-- Exercise --
Reproduce the records from the line with "sudoku-cell-r1c3[interactable] — [104, 128, 122, 146]" up to and including the line with "sudoku-cell-r9c6[interactable]: 8 —", swapping "keypad-button" for "numpad-key" and leaving everything else unchanged.

-- Data records --
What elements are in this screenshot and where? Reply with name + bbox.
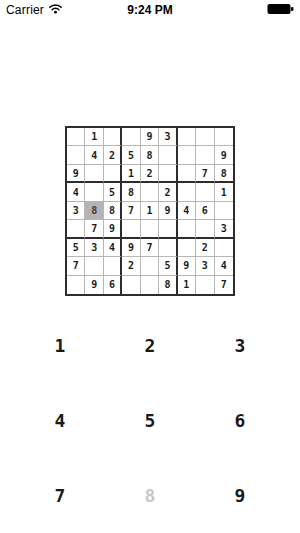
sudoku-cell-r1c3[interactable] — [104, 128, 122, 146]
sudoku-cell-r2c8[interactable] — [196, 146, 214, 164]
sudoku-cell-r3c6[interactable] — [159, 165, 177, 183]
carrier-label: Carrier — [6, 3, 44, 17]
sudoku-cell-r4c6[interactable]: 2 — [159, 183, 177, 201]
sudoku-cell-r5c9[interactable] — [215, 202, 233, 220]
sudoku-cell-r6c2[interactable]: 7 — [85, 220, 103, 238]
sudoku-cell-r1c5[interactable]: 9 — [141, 128, 159, 146]
sudoku-cell-r5c8[interactable]: 6 — [196, 202, 214, 220]
sudoku-cell-r4c1[interactable]: 4 — [67, 183, 85, 201]
sudoku-cell-r9c4[interactable] — [122, 276, 140, 294]
sudoku-cell-r6c4[interactable] — [122, 220, 140, 238]
sudoku-cell-r6c7[interactable] — [178, 220, 196, 238]
sudoku-cell-r7c1[interactable]: 5 — [67, 239, 85, 257]
sudoku-cell-r9c1[interactable] — [67, 276, 85, 294]
keypad-button-1[interactable]: 1 — [15, 308, 105, 383]
keypad-button-3[interactable]: 3 — [195, 308, 285, 383]
sudoku-cell-r9c6[interactable]: 8 — [159, 276, 177, 294]
sudoku-cell-r3c2[interactable] — [85, 165, 103, 183]
sudoku-cell-r8c9[interactable]: 4 — [215, 257, 233, 275]
sudoku-cell-r9c5[interactable] — [141, 276, 159, 294]
sudoku-cell-r3c8[interactable]: 7 — [196, 165, 214, 183]
sudoku-cell-r4c2[interactable] — [85, 183, 103, 201]
sudoku-cell-r5c4[interactable]: 7 — [122, 202, 140, 220]
sudoku-cell-r6c1[interactable] — [67, 220, 85, 238]
sudoku-cell-r6c9[interactable]: 3 — [215, 220, 233, 238]
sudoku-cell-r7c2[interactable]: 3 — [85, 239, 103, 257]
sudoku-cell-r8c7[interactable]: 9 — [178, 257, 196, 275]
sudoku-cell-r2c4[interactable]: 5 — [122, 146, 140, 164]
status-bar: Carrier 9:24 PM — [0, 0, 300, 20]
keypad-button-6[interactable]: 6 — [195, 383, 285, 458]
sudoku-cell-r9c3[interactable]: 6 — [104, 276, 122, 294]
sudoku-cell-r8c1[interactable]: 7 — [67, 257, 85, 275]
sudoku-cell-r1c4[interactable] — [122, 128, 140, 146]
sudoku-cell-r8c5[interactable] — [141, 257, 159, 275]
keypad-button-9[interactable]: 9 — [195, 458, 285, 533]
sudoku-cell-r9c9[interactable]: 7 — [215, 276, 233, 294]
sudoku-cell-r1c8[interactable] — [196, 128, 214, 146]
sudoku-grid: 1934258991278458213887194679353497272593… — [65, 126, 235, 296]
sudoku-cell-r4c8[interactable] — [196, 183, 214, 201]
sudoku-cell-r7c8[interactable]: 2 — [196, 239, 214, 257]
sudoku-cell-r1c2[interactable]: 1 — [85, 128, 103, 146]
sudoku-cell-r2c2[interactable]: 4 — [85, 146, 103, 164]
sudoku-cell-r4c3[interactable]: 5 — [104, 183, 122, 201]
sudoku-cell-r1c6[interactable]: 3 — [159, 128, 177, 146]
sudoku-cell-r8c6[interactable]: 5 — [159, 257, 177, 275]
sudoku-cell-r3c1[interactable]: 9 — [67, 165, 85, 183]
sudoku-cell-r5c6[interactable]: 9 — [159, 202, 177, 220]
sudoku-cell-r5c7[interactable]: 4 — [178, 202, 196, 220]
sudoku-cell-r1c1[interactable] — [67, 128, 85, 146]
sudoku-cell-r9c7[interactable]: 1 — [178, 276, 196, 294]
sudoku-cell-r3c4[interactable]: 1 — [122, 165, 140, 183]
sudoku-cell-r2c6[interactable] — [159, 146, 177, 164]
sudoku-cell-r8c2[interactable] — [85, 257, 103, 275]
sudoku-cell-r7c3[interactable]: 4 — [104, 239, 122, 257]
sudoku-cell-r2c3[interactable]: 2 — [104, 146, 122, 164]
sudoku-cell-r3c5[interactable]: 2 — [141, 165, 159, 183]
sudoku-cell-r5c1[interactable]: 3 — [67, 202, 85, 220]
sudoku-cell-r4c5[interactable] — [141, 183, 159, 201]
keypad-button-5[interactable]: 5 — [105, 383, 195, 458]
sudoku-cell-r7c6[interactable] — [159, 239, 177, 257]
sudoku-cell-r2c7[interactable] — [178, 146, 196, 164]
sudoku-cell-r6c8[interactable] — [196, 220, 214, 238]
keypad-button-2[interactable]: 2 — [105, 308, 195, 383]
sudoku-cell-r1c9[interactable] — [215, 128, 233, 146]
keypad-button-7[interactable]: 7 — [15, 458, 105, 533]
sudoku-cell-r5c3[interactable]: 8 — [104, 202, 122, 220]
sudoku-cell-r7c4[interactable]: 9 — [122, 239, 140, 257]
status-time: 9:24 PM — [127, 3, 172, 17]
sudoku-cell-r9c2[interactable]: 9 — [85, 276, 103, 294]
sudoku-cell-r2c5[interactable]: 8 — [141, 146, 159, 164]
sudoku-cell-r1c7[interactable] — [178, 128, 196, 146]
sudoku-cell-r7c9[interactable] — [215, 239, 233, 257]
keypad-button-4[interactable]: 4 — [15, 383, 105, 458]
sudoku-cell-r7c7[interactable] — [178, 239, 196, 257]
sudoku-cell-r6c5[interactable] — [141, 220, 159, 238]
sudoku-cell-r6c3[interactable]: 9 — [104, 220, 122, 238]
sudoku-cell-r3c7[interactable] — [178, 165, 196, 183]
sudoku-cell-r4c7[interactable] — [178, 183, 196, 201]
sudoku-cell-r2c1[interactable] — [67, 146, 85, 164]
battery-icon — [267, 3, 294, 18]
keypad-button-8[interactable]: 8 — [105, 458, 195, 533]
sudoku-cell-r8c8[interactable]: 3 — [196, 257, 214, 275]
sudoku-cell-r5c2[interactable]: 8 — [85, 202, 103, 220]
sudoku-cell-r8c3[interactable] — [104, 257, 122, 275]
sudoku-cell-r7c5[interactable]: 7 — [141, 239, 159, 257]
sudoku-cell-r3c9[interactable]: 8 — [215, 165, 233, 183]
sudoku-cell-r5c5[interactable]: 1 — [141, 202, 159, 220]
sudoku-cell-r9c8[interactable] — [196, 276, 214, 294]
sudoku-cell-r3c3[interactable] — [104, 165, 122, 183]
keypad: 123456789 — [15, 308, 285, 533]
wifi-icon — [48, 3, 63, 17]
sudoku-cell-r4c9[interactable]: 1 — [215, 183, 233, 201]
sudoku-cell-r4c4[interactable]: 8 — [122, 183, 140, 201]
sudoku-cell-r8c4[interactable]: 2 — [122, 257, 140, 275]
sudoku-cell-r6c6[interactable] — [159, 220, 177, 238]
sudoku-cell-r2c9[interactable]: 9 — [215, 146, 233, 164]
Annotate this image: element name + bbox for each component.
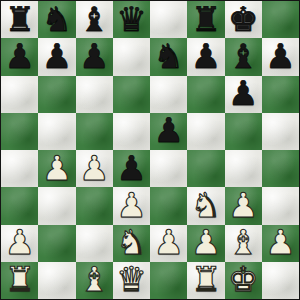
square-d7[interactable]: [113, 38, 150, 75]
piece-white-pawn: ♟: [116, 188, 146, 222]
piece-white-knight: ♞: [116, 225, 146, 259]
square-g6[interactable]: ♟: [225, 76, 262, 113]
square-c2[interactable]: [76, 225, 113, 262]
square-f1[interactable]: ♜: [187, 262, 224, 299]
square-e7[interactable]: ♞: [150, 38, 187, 75]
square-d2[interactable]: ♞: [113, 225, 150, 262]
square-a7[interactable]: ♟: [1, 38, 38, 75]
square-a1[interactable]: ♜: [1, 262, 38, 299]
piece-white-pawn: ♟: [4, 225, 34, 259]
piece-white-bishop: ♝: [228, 225, 258, 259]
square-b3[interactable]: [38, 187, 75, 224]
square-e8[interactable]: [150, 1, 187, 38]
square-b6[interactable]: [38, 76, 75, 113]
square-f6[interactable]: [187, 76, 224, 113]
square-c7[interactable]: ♟: [76, 38, 113, 75]
square-a8[interactable]: ♜: [1, 1, 38, 38]
piece-white-pawn: ♟: [153, 225, 183, 259]
piece-white-knight: ♞: [191, 188, 221, 222]
square-b8[interactable]: ♞: [38, 1, 75, 38]
square-d4[interactable]: ♟: [113, 150, 150, 187]
piece-black-pawn: ♟: [265, 39, 295, 73]
piece-black-queen: ♛: [116, 2, 146, 36]
square-c5[interactable]: [76, 113, 113, 150]
square-d3[interactable]: ♟: [113, 187, 150, 224]
piece-black-pawn: ♟: [116, 151, 146, 185]
square-e3[interactable]: [150, 187, 187, 224]
square-h8[interactable]: [262, 1, 299, 38]
piece-white-bishop: ♝: [79, 262, 109, 296]
square-d5[interactable]: [113, 113, 150, 150]
piece-white-pawn: ♟: [42, 151, 72, 185]
square-e2[interactable]: ♟: [150, 225, 187, 262]
piece-white-rook: ♜: [4, 262, 34, 296]
square-h7[interactable]: ♟: [262, 38, 299, 75]
square-b4[interactable]: ♟: [38, 150, 75, 187]
square-f3[interactable]: ♞: [187, 187, 224, 224]
square-c8[interactable]: ♝: [76, 1, 113, 38]
square-g7[interactable]: ♝: [225, 38, 262, 75]
piece-black-pawn: ♟: [153, 113, 183, 147]
square-f7[interactable]: ♟: [187, 38, 224, 75]
square-g1[interactable]: ♚: [225, 262, 262, 299]
square-a5[interactable]: [1, 113, 38, 150]
square-c1[interactable]: ♝: [76, 262, 113, 299]
piece-black-pawn: ♟: [228, 76, 258, 110]
piece-white-pawn: ♟: [265, 225, 295, 259]
square-e6[interactable]: [150, 76, 187, 113]
square-g3[interactable]: ♟: [225, 187, 262, 224]
square-g5[interactable]: [225, 113, 262, 150]
square-h2[interactable]: ♟: [262, 225, 299, 262]
square-h1[interactable]: [262, 262, 299, 299]
piece-white-king: ♚: [228, 262, 258, 296]
square-b5[interactable]: [38, 113, 75, 150]
square-b7[interactable]: ♟: [38, 38, 75, 75]
piece-black-rook: ♜: [191, 2, 221, 36]
square-f4[interactable]: [187, 150, 224, 187]
square-h6[interactable]: [262, 76, 299, 113]
square-d1[interactable]: ♛: [113, 262, 150, 299]
square-f8[interactable]: ♜: [187, 1, 224, 38]
chess-board-frame: ♜♞♝♛♜♚♟♟♟♞♟♝♟♟♟♟♟♟♟♞♟♟♞♟♟♝♟♜♝♛♜♚: [0, 0, 300, 300]
piece-white-queen: ♛: [116, 262, 146, 296]
piece-black-pawn: ♟: [42, 39, 72, 73]
square-a6[interactable]: [1, 76, 38, 113]
square-g8[interactable]: ♚: [225, 1, 262, 38]
piece-white-pawn: ♟: [79, 151, 109, 185]
piece-white-pawn: ♟: [191, 225, 221, 259]
square-f5[interactable]: [187, 113, 224, 150]
square-c4[interactable]: ♟: [76, 150, 113, 187]
square-b2[interactable]: [38, 225, 75, 262]
piece-white-pawn: ♟: [228, 188, 258, 222]
square-e4[interactable]: [150, 150, 187, 187]
square-a3[interactable]: [1, 187, 38, 224]
square-h4[interactable]: [262, 150, 299, 187]
piece-black-pawn: ♟: [79, 39, 109, 73]
square-g2[interactable]: ♝: [225, 225, 262, 262]
piece-black-bishop: ♝: [228, 39, 258, 73]
piece-black-rook: ♜: [4, 2, 34, 36]
piece-black-bishop: ♝: [79, 2, 109, 36]
square-a4[interactable]: [1, 150, 38, 187]
piece-black-pawn: ♟: [4, 39, 34, 73]
square-a2[interactable]: ♟: [1, 225, 38, 262]
square-c3[interactable]: [76, 187, 113, 224]
piece-black-king: ♚: [228, 2, 258, 36]
square-e1[interactable]: [150, 262, 187, 299]
square-e5[interactable]: ♟: [150, 113, 187, 150]
square-c6[interactable]: [76, 76, 113, 113]
piece-black-knight: ♞: [42, 2, 72, 36]
square-d8[interactable]: ♛: [113, 1, 150, 38]
piece-white-rook: ♜: [191, 262, 221, 296]
piece-black-knight: ♞: [153, 39, 183, 73]
square-g4[interactable]: [225, 150, 262, 187]
square-f2[interactable]: ♟: [187, 225, 224, 262]
square-d6[interactable]: [113, 76, 150, 113]
chess-board: ♜♞♝♛♜♚♟♟♟♞♟♝♟♟♟♟♟♟♟♞♟♟♞♟♟♝♟♜♝♛♜♚: [1, 1, 299, 299]
piece-black-pawn: ♟: [191, 39, 221, 73]
square-b1[interactable]: [38, 262, 75, 299]
square-h3[interactable]: [262, 187, 299, 224]
square-h5[interactable]: [262, 113, 299, 150]
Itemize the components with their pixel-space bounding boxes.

-- Complete answer --
sudoku-cell-r1c3[interactable] — [104, 128, 122, 146]
sudoku-cell-r2c8[interactable] — [196, 146, 214, 164]
sudoku-cell-r3c6[interactable] — [159, 165, 177, 183]
carrier-label: Carrier — [6, 3, 44, 17]
sudoku-cell-r4c6[interactable]: 2 — [159, 183, 177, 201]
sudoku-cell-r5c9[interactable] — [215, 202, 233, 220]
sudoku-cell-r6c2[interactable]: 7 — [85, 220, 103, 238]
sudoku-cell-r1c5[interactable]: 9 — [141, 128, 159, 146]
sudoku-cell-r5c8[interactable]: 6 — [196, 202, 214, 220]
sudoku-cell-r4c1[interactable]: 4 — [67, 183, 85, 201]
sudoku-cell-r9c4[interactable] — [122, 276, 140, 294]
sudoku-cell-r6c4[interactable] — [122, 220, 140, 238]
sudoku-cell-r6c7[interactable] — [178, 220, 196, 238]
sudoku-cell-r7c1[interactable]: 5 — [67, 239, 85, 257]
sudoku-cell-r9c1[interactable] — [67, 276, 85, 294]
numpad-key-1[interactable]: 1 — [15, 308, 105, 383]
numpad-key-3[interactable]: 3 — [195, 308, 285, 383]
sudoku-cell-r9c6[interactable]: 8 — [159, 276, 177, 294]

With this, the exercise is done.